▸ **EXTRAIT DE PAGE**:
Crise bancaire internationale : que faire ?

vendredi 29 septembre 2023, par Plihon Dominique

Quinze ans après la crise financière de 2007-2008, le système bancaire international s’est à nouveau trouvé au bord du gouffre en 2023. Comment cela a-t-il été possible, quelles sont les conséquences de cette crise et comment en tirer les leçons ?

Ce texte est tiré du dernier numéro de notre trimestriel, Lignes d’Attac, disponible en adhérant ou en s’abonnant.

La crise bancaire a été déclenchée en mars 2023 à la suite de l’effondrement de la Silicon Valley Bank (SVB) aux États-Unis et s’est propagée en Europe avec la faillite de Crédit Suisse. Ces deux banques ont été victimes d’un mouvement de panique, provoquant un retrait d’argent massif et brutal de leurs clients.

Cela a amené les autorités monétaires à fermer SVB par crainte d’une contagion à l’ensemble du système bancaire. Et à mobiliser 160 milliards de dollars (150 milliards d’euros) pour répondre aux besoins d’autres banques et rassurer leurs déposants. De leur côté, les autorités helvétiques ont octroyé un prêt massif de 50 milliards de francs suisses. Cette politique ne semble pas totalement efficace, car la liste des banques états-uniennes en difficulté s’est allongée notamment avec la Signature Bank, la Silvergate Bank et la First Republic Bank.

L’aveuglement des marchés

Les premières explications avancées à la défaillance de ces banques étaient la mauvaise gestion des dirigeants et leur implication dans des activités à risque et/ou douteuses. Ainsi, SVB était spécialisée dans le financement des start-up de la Silicon Valley, tandis que Signature Bank et Silvergate étaient des actrices importantes des crypto-monnaies. De son côté, Crédit Suisse était plombé par son trafic dans le domaine de l’argent sale…

Pointer les problèmes spécifiques des banques ne suffit toutefois pas à expliquer ces défaillances bancaires en chaîne. Ces dernières révèlent en réalité la fragilité structurelle du système bancaire international, dominé par les marchés et la logique spéculative. Les acteurs supposés anticiper les difficultés financières, en particulier les agences de notation et les analystes financiers, n’ont pas vu venir cette nouvelle crise bancaire globale.

▸ **SECTION DE DONNÉES**:
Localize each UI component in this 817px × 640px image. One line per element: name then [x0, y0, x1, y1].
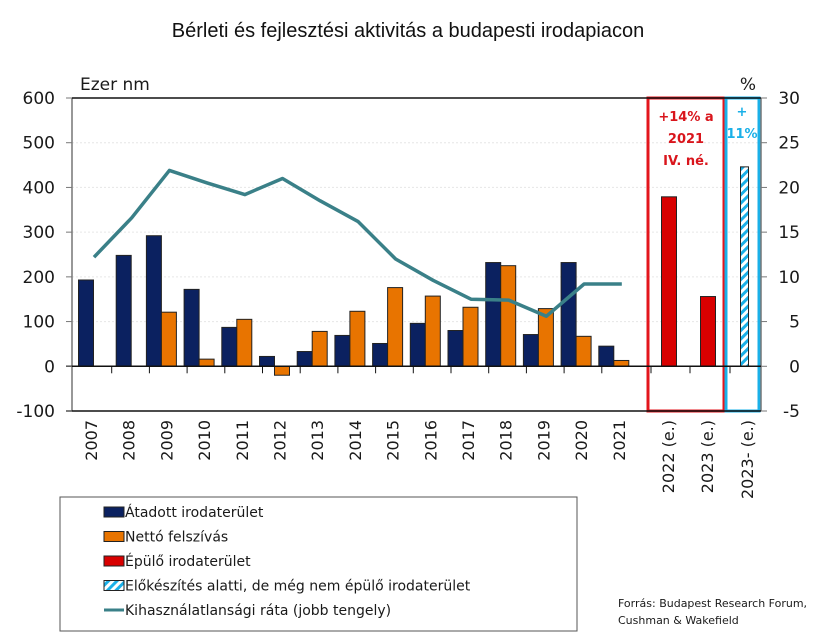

▸ **ÉNONCÉ DU PROBLÈME 1**:
Répondez à ces questions sur l'extrait consacré à la crise bancaire :
(a) Quelle banque, dont l'effondrement a déclenché la crise en mars 2023, a été fermée par les autorités monétaires ?
(b) Quel montant les autorités helvétiques ont-elles accordé en prêt ?
(c) Quels acteurs, selon le texte, n'ont pas vu venir cette nouvelle crise bancaire globale ?
▸ **ÉNONCÉ DU PROBLÈME 2**:
Rédigez, s'il vous plaît, la suite de l'extrait sur la crise bancaire internationale, à partir de sa dernière phrase.

▸ **RÉSULTAT OBTENU 1**:
(a) La Silicon Valley Bank (SVB).
(b) Un prêt de 50 milliards de francs suisses.
(c) Les agences de notation et les analystes financiers.

▸ **RÉSULTAT OBTENU 2**:
La responsabilité des autorités monétaires

Les banques centrales, responsables de la stabilité du système bancaire, ont joué le rôle de « pompiers – pyromanes » face à cette nouvelle crise . Pour éteindre l’incendie de la crise financière de 2007-2008, les banques centrales avaient mené une politique d’argent à bon marché, baissant les taux d’intérêt à des niveaux proches de 0 %. Les banques commerciales en ont profité pour développer leurs financements, en particulier dans l’immobilier et les secteurs à risque, et pour procéder à des achats massifs de titres sur les marchés financiers. Ce qui a conduit à une financiarisation dangereuse de l’activité bancaire.

Mais à partir de 2021, les banques centrales ont durci brutalement leur politique monétaire en vue d’endiguer l’inflation qui s’était accélérée à la suite de la crise sanitaire et des tensions géopolitiques. Ainsi, les taux directeurs de la Fed, la banque centrale des États-Unis, sont passés de 0 % à près de 4,75 % en un an. Ce fut un choix contestable pour deux raisons.

En premier lieu, cette politique est inefficace face à une inflation dont les causes ne sont pas monétaires mais structurelles : crise de l’énergie, guerre en Ukraine, augmentation des prix par les entreprises pour augmenter leurs marges dans un capitalisme prédateur.

Deuxième erreur : la hausse brutale des taux d’intérêt a été l’une des causes de la crise bancaire. L’un des canaux principaux de cette instabilité a été l’effondrement de la valeur des obligations (sur le marché où s’échangent les titres de dette) dont les banques s’étaient gavées pendant la période d’argent à bon marché : lorsque les taux augmentent, les nouveaux titres émis sont plus rémunérateurs que les anciens, dont le cours baisse mécaniquement à la revente sur les marchés.

C’est pour cette raison que, constatant la dépréciation brutale des titres détenus par la SVB, ses clients ont perdu confiance et se sont rués pour retirer leurs dépôts, précipitant la défaillance de leur banque. Ce qui a déclenché un mouvement de défiance généralisé dans le système bancaire états-unien.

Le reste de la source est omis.